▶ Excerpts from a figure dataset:
>> START
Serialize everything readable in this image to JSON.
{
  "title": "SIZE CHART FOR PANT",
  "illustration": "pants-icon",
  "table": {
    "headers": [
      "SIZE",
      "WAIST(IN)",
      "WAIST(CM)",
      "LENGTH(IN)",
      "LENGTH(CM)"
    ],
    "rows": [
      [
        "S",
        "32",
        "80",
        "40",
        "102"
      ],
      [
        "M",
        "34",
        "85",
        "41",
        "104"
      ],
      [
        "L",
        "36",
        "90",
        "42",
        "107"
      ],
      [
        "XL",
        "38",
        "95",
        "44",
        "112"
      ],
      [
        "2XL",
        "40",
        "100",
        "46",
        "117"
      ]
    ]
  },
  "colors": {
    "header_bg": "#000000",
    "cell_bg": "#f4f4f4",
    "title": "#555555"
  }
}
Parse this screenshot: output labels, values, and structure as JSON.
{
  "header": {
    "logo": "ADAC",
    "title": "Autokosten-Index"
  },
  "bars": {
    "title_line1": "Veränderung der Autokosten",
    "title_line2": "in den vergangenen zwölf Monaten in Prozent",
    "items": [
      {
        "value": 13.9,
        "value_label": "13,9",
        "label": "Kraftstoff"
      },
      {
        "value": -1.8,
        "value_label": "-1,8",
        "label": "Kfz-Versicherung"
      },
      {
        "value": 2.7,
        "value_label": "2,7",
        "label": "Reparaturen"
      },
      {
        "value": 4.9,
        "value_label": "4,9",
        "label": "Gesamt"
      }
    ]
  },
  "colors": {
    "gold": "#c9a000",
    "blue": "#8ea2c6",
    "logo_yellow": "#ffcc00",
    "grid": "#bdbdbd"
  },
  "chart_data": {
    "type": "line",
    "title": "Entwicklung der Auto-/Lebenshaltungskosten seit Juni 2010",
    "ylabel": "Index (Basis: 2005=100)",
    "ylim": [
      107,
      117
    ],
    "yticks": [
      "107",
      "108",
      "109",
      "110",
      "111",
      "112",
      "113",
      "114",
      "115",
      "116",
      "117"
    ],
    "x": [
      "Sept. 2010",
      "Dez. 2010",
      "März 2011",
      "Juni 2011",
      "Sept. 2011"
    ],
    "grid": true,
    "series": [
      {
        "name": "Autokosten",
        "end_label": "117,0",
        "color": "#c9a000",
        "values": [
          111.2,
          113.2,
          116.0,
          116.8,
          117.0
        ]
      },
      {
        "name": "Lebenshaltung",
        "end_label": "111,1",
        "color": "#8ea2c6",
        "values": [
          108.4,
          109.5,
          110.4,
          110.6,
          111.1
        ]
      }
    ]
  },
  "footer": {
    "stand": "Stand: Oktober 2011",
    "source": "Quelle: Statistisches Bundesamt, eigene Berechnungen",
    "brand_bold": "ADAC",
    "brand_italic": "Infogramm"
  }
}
>> END
▶ What you have to do: Go through the records above, find every line with the word "JSON", and list those lines.

▶ Correct result:
Serialize everything readable in this image to JSON.
Parse this screenshot: output labels, values, and structure as JSON.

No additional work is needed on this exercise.